## Required task
Give the entries again exactly, every one of them.

## Stored rows
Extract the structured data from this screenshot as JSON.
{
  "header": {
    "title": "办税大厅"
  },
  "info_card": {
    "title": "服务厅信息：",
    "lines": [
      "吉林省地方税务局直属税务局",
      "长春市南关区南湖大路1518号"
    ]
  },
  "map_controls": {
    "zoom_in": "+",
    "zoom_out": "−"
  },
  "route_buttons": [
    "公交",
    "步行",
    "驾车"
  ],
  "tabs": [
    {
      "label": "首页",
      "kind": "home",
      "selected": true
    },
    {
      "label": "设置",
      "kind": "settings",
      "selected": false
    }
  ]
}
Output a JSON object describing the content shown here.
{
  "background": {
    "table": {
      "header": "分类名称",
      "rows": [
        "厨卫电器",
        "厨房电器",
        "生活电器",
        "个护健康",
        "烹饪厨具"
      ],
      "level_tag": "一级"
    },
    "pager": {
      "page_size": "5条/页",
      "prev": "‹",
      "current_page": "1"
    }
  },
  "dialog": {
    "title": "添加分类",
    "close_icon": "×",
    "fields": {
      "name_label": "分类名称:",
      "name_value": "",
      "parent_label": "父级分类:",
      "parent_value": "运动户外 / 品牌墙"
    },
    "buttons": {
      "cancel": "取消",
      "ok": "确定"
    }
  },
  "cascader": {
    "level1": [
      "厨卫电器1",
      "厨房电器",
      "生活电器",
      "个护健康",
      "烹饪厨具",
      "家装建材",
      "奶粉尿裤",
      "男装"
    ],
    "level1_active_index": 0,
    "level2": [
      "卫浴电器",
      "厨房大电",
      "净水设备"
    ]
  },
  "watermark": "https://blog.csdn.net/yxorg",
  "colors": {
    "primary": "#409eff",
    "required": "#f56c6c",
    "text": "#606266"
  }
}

## Response
Extract the structured data from this screenshot as JSON.
{
  "header": {
    "title": "办税大厅"
  },
  "info_card": {
    "title": "服务厅信息：",
    "lines": [
      "吉林省地方税务局直属税务局",
      "长春市南关区南湖大路1518号"
    ]
  },
  "map_controls": {
    "zoom_in": "+",
    "zoom_out": "−"
  },
  "route_buttons": [
    "公交",
    "步行",
    "驾车"
  ],
  "tabs": [
    {
      "label": "首页",
      "kind": "home",
      "selected": true
    },
    {
      "label": "设置",
      "kind": "settings",
      "selected": false
    }
  ]
}
Output a JSON object describing the content shown here.
{
  "background": {
    "table": {
      "header": "分类名称",
      "rows": [
        "厨卫电器",
        "厨房电器",
        "生活电器",
        "个护健康",
        "烹饪厨具"
      ],
      "level_tag": "一级"
    },
    "pager": {
      "page_size": "5条/页",
      "prev": "‹",
      "current_page": "1"
    }
  },
  "dialog": {
    "title": "添加分类",
    "close_icon": "×",
    "fields": {
      "name_label": "分类名称:",
      "name_value": "",
      "parent_label": "父级分类:",
      "parent_value": "运动户外 / 品牌墙"
    },
    "buttons": {
      "cancel": "取消",
      "ok": "确定"
    }
  },
  "cascader": {
    "level1": [
      "厨卫电器1",
      "厨房电器",
      "生活电器",
      "个护健康",
      "烹饪厨具",
      "家装建材",
      "奶粉尿裤",
      "男装"
    ],
    "level1_active_index": 0,
    "level2": [
      "卫浴电器",
      "厨房大电",
      "净水设备"
    ]
  },
  "watermark": "https://blog.csdn.net/yxorg",
  "colors": {
    "primary": "#409eff",
    "required": "#f56c6c",
    "text": "#606266"
  }
}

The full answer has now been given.